● REQUIRED WORK
From the listing below, pull out every line where the string "平方厘米" appears.

Stored records:
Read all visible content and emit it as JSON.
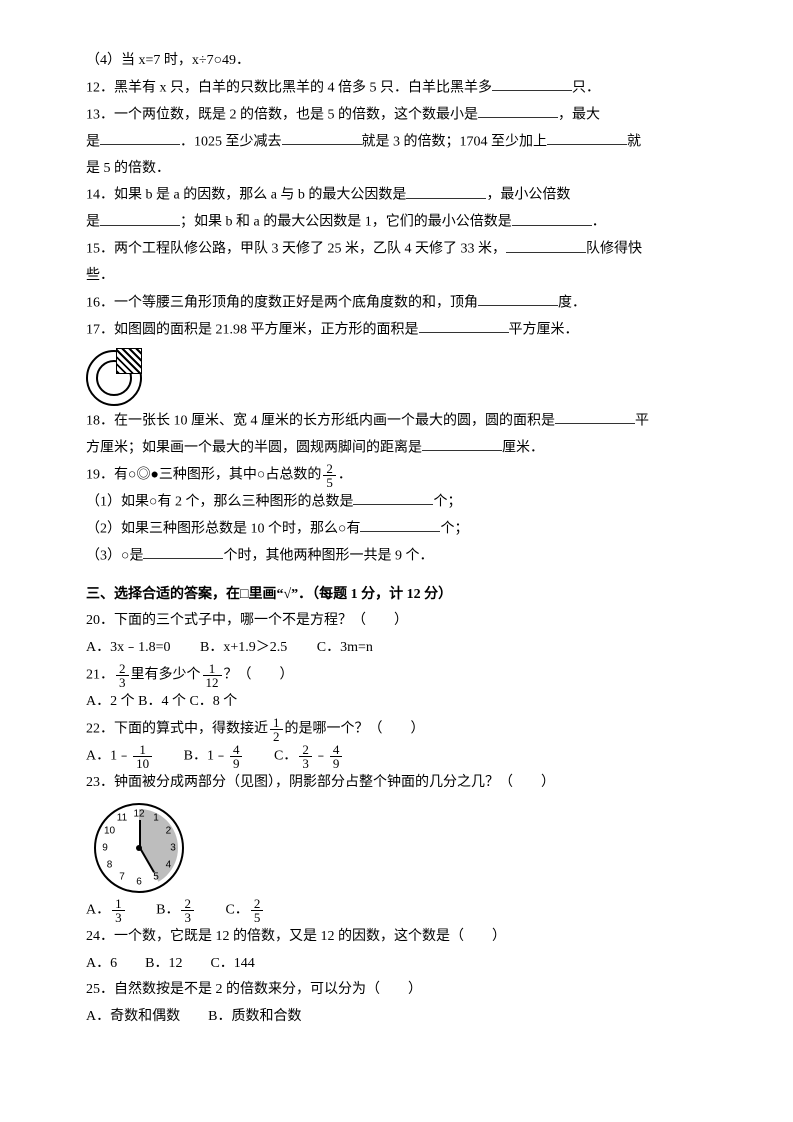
{
  "q11_4": "（4）当 x=7 时，x÷7○49．",
  "q12": "12．黑羊有 x 只，白羊的只数比黑羊的 4 倍多 5 只．白羊比黑羊多",
  "q12_tail": "只．",
  "q13a": "13．一个两位数，既是 2 的倍数，也是 5 的倍数，这个数最小是",
  "q13a_tail": "，最大",
  "q13b_pre": "是",
  "q13b_mid": "．1025 至少减去",
  "q13b_mid2": "就是 3 的倍数；1704 至少加上",
  "q13b_tail": "就",
  "q13c": "是 5 的倍数．",
  "q14a": "14．如果 b 是 a 的因数，那么 a 与 b 的最大公因数是",
  "q14a_tail": "，最小公倍数",
  "q14b_pre": "是",
  "q14b_mid": "；如果 b 和 a 的最大公因数是 1，它们的最小公倍数是",
  "q14b_tail": "．",
  "q15a": "15．两个工程队修公路，甲队 3 天修了 25 米，乙队 4 天修了 33 米，",
  "q15a_tail": "队修得快",
  "q15b": "些．",
  "q16a": "16．一个等腰三角形顶角的度数正好是两个底角度数的和，顶角",
  "q16a_tail": "度．",
  "q17a": "17．如图圆的面积是 21.98 平方厘米，正方形的面积是",
  "q17a_tail": "平方厘米．",
  "q18a": "18．在一张长 10 厘米、宽 4 厘米的长方形纸内画一个最大的圆，圆的面积是",
  "q18a_tail": "平",
  "q18b": "方厘米；如果画一个最大的半圆，圆规两脚间的距离是",
  "q18b_tail": "厘米．",
  "q19a_pre": "19．有○◎●三种图形，其中○占总数的",
  "q19a_tail": "．",
  "q19_1a": "（1）如果○有 2 个，那么三种图形的总数是",
  "q19_1b": "个；",
  "q19_2a": "（2）如果三种图形总数是 10 个时，那么○有",
  "q19_2b": "个；",
  "q19_3a": "（3）○是",
  "q19_3b": "个时，其他两种图形一共是 9 个．",
  "sec3": "三、选择合适的答案，在□里画“√”．（每题 1 分，计 12 分）",
  "q20": "20．下面的三个式子中，哪一个不是方程？（　　）",
  "q20A": "A．3x﹣1.8=0",
  "q20B": "B．x+1.9＞2.5",
  "q20C": "C．3m=n",
  "q21_pre": "21．",
  "q21_mid": "里有多少个",
  "q21_tail": "？（　　）",
  "q21_opts": "A．2 个  B．4 个  C．8 个",
  "q22_pre": "22．下面的算式中，得数接近",
  "q22_tail": "的是哪一个？（　　）",
  "q22A_pre": "A．1﹣",
  "q22B_pre": "B．1﹣",
  "q22C_pre": "C．",
  "q22C_mid": "﹣",
  "q23": "23．钟面被分成两部分（见图），阴影部分占整个钟面的几分之几？（　　）",
  "q23A": "A．",
  "q23B": "B．",
  "q23C": "C．",
  "q24": "24．一个数，它既是 12 的倍数，又是 12 的因数，这个数是（　　）",
  "q24_opts": "A．6　　B．12　　C．144",
  "q25": "25．自然数按是不是 2 的倍数来分，可以分为（　　）",
  "q25_opts": "A．奇数和偶数　　B．质数和合数",
  "fracs": {
    "f25n": "2",
    "f25d": "5",
    "f23n": "2",
    "f23d": "3",
    "f112n": "1",
    "f112d": "12",
    "f12n": "1",
    "f12d": "2",
    "f110n": "1",
    "f110d": "10",
    "f49n": "4",
    "f49d": "9",
    "f23bn": "2",
    "f23bd": "3",
    "f49bn": "4",
    "f49bd": "9",
    "f13n": "1",
    "f13d": "3",
    "f23cn": "2",
    "f23cd": "3",
    "f25cn": "2",
    "f25cd": "5"
  },
  "clock": {
    "numbers": [
      "12",
      "1",
      "2",
      "3",
      "4",
      "5",
      "6",
      "7",
      "8",
      "9",
      "10",
      "11"
    ],
    "shade_from_deg": 0,
    "shade_to_deg": 150
  }
}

● ANSWER TO THIS EXERCISE
  "q17a": "17．如图圆的面积是 21.98 平方厘米，正方形的面积是",
  "q17a_tail": "平方厘米．",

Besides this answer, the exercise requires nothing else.